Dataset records
## Start
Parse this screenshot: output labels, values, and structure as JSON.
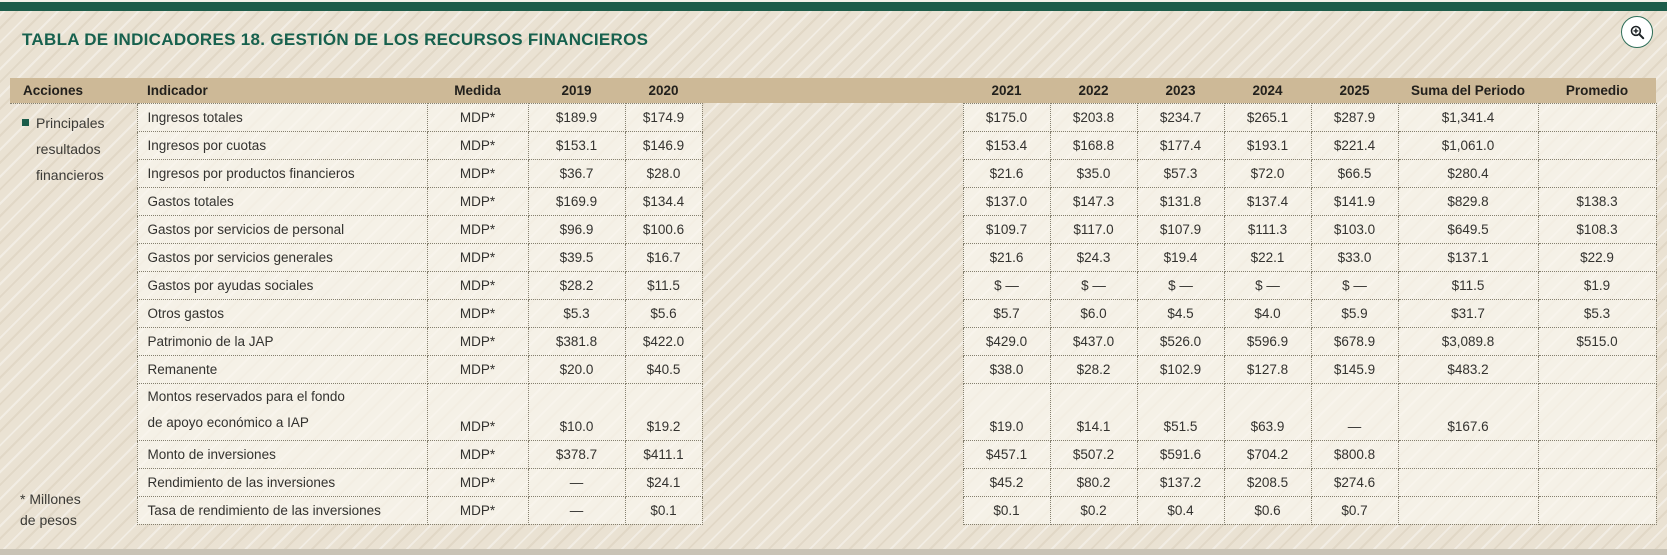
{
  "title": "TABLA DE INDICADORES 18. GESTIÓN DE LOS RECURSOS FINANCIEROS",
  "zoom_button": {
    "icon": "magnifier-plus"
  },
  "colors": {
    "top_bar": "#1d5c4a",
    "title": "#17614e",
    "header_band": "#cdb997",
    "background": "#eae2d3",
    "cell_border": "#85806f",
    "bullet": "#1a5c4a"
  },
  "table": {
    "headers": [
      "Acciones",
      "Indicador",
      "Medida",
      "2019",
      "2020",
      "2021",
      "2022",
      "2023",
      "2024",
      "2025",
      "Suma del Periodo",
      "Promedio"
    ],
    "acciones_label": "Principales\nresultados\nfinancieros",
    "rows": [
      {
        "indicador": "Ingresos totales",
        "medida": "MDP*",
        "values": [
          "$189.9",
          "$174.9",
          "$175.0",
          "$203.8",
          "$234.7",
          "$265.1",
          "$287.9",
          "$1,341.4",
          ""
        ]
      },
      {
        "indicador": "Ingresos por cuotas",
        "medida": "MDP*",
        "values": [
          "$153.1",
          "$146.9",
          "$153.4",
          "$168.8",
          "$177.4",
          "$193.1",
          "$221.4",
          "$1,061.0",
          ""
        ]
      },
      {
        "indicador": "Ingresos por productos financieros",
        "medida": "MDP*",
        "values": [
          "$36.7",
          "$28.0",
          "$21.6",
          "$35.0",
          "$57.3",
          "$72.0",
          "$66.5",
          "$280.4",
          ""
        ]
      },
      {
        "indicador": "Gastos totales",
        "medida": "MDP*",
        "values": [
          "$169.9",
          "$134.4",
          "$137.0",
          "$147.3",
          "$131.8",
          "$137.4",
          "$141.9",
          "$829.8",
          "$138.3"
        ]
      },
      {
        "indicador": "Gastos por servicios de personal",
        "medida": "MDP*",
        "values": [
          "$96.9",
          "$100.6",
          "$109.7",
          "$117.0",
          "$107.9",
          "$111.3",
          "$103.0",
          "$649.5",
          "$108.3"
        ]
      },
      {
        "indicador": "Gastos por servicios generales",
        "medida": "MDP*",
        "values": [
          "$39.5",
          "$16.7",
          "$21.6",
          "$24.3",
          "$19.4",
          "$22.1",
          "$33.0",
          "$137.1",
          "$22.9"
        ]
      },
      {
        "indicador": "Gastos por ayudas sociales",
        "medida": "MDP*",
        "values": [
          "$28.2",
          "$11.5",
          "$ —",
          "$ —",
          "$ —",
          "$ —",
          "$ —",
          "$11.5",
          "$1.9"
        ]
      },
      {
        "indicador": "Otros gastos",
        "medida": "MDP*",
        "values": [
          "$5.3",
          "$5.6",
          "$5.7",
          "$6.0",
          "$4.5",
          "$4.0",
          "$5.9",
          "$31.7",
          "$5.3"
        ]
      },
      {
        "indicador": "Patrimonio de la JAP",
        "medida": "MDP*",
        "values": [
          "$381.8",
          "$422.0",
          "$429.0",
          "$437.0",
          "$526.0",
          "$596.9",
          "$678.9",
          "$3,089.8",
          "$515.0"
        ]
      },
      {
        "indicador": "Remanente",
        "medida": "MDP*",
        "values": [
          "$20.0",
          "$40.5",
          "$38.0",
          "$28.2",
          "$102.9",
          "$127.8",
          "$145.9",
          "$483.2",
          ""
        ]
      },
      {
        "indicador": "Montos reservados para el fondo\nde apoyo económico a IAP",
        "medida": "MDP*",
        "values": [
          "$10.0",
          "$19.2",
          "$19.0",
          "$14.1",
          "$51.5",
          "$63.9",
          "—",
          "$167.6",
          ""
        ]
      },
      {
        "indicador": "Monto de inversiones",
        "medida": "MDP*",
        "values": [
          "$378.7",
          "$411.1",
          "$457.1",
          "$507.2",
          "$591.6",
          "$704.2",
          "$800.8",
          "",
          ""
        ]
      },
      {
        "indicador": "Rendimiento de las inversiones",
        "medida": "MDP*",
        "values": [
          "—",
          "$24.1",
          "$45.2",
          "$80.2",
          "$137.2",
          "$208.5",
          "$274.6",
          "",
          ""
        ]
      },
      {
        "indicador": "Tasa de rendimiento de las inversiones",
        "medida": "MDP*",
        "values": [
          "—",
          "$0.1",
          "$0.1",
          "$0.2",
          "$0.4",
          "$0.6",
          "$0.7",
          "",
          ""
        ]
      }
    ],
    "footnote": "* Millones\nde pesos"
  }
}
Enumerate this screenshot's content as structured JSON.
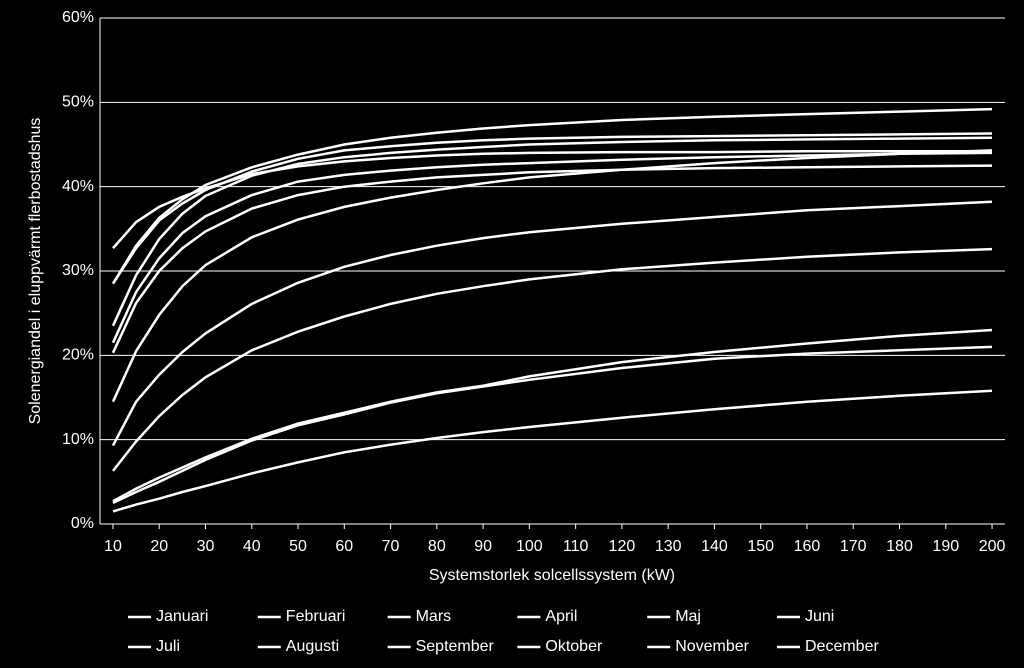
## End
* REQUIRED TASK *
State how many lines of the material contain the string "totales", with no other words.

* IN RESPONSE *
2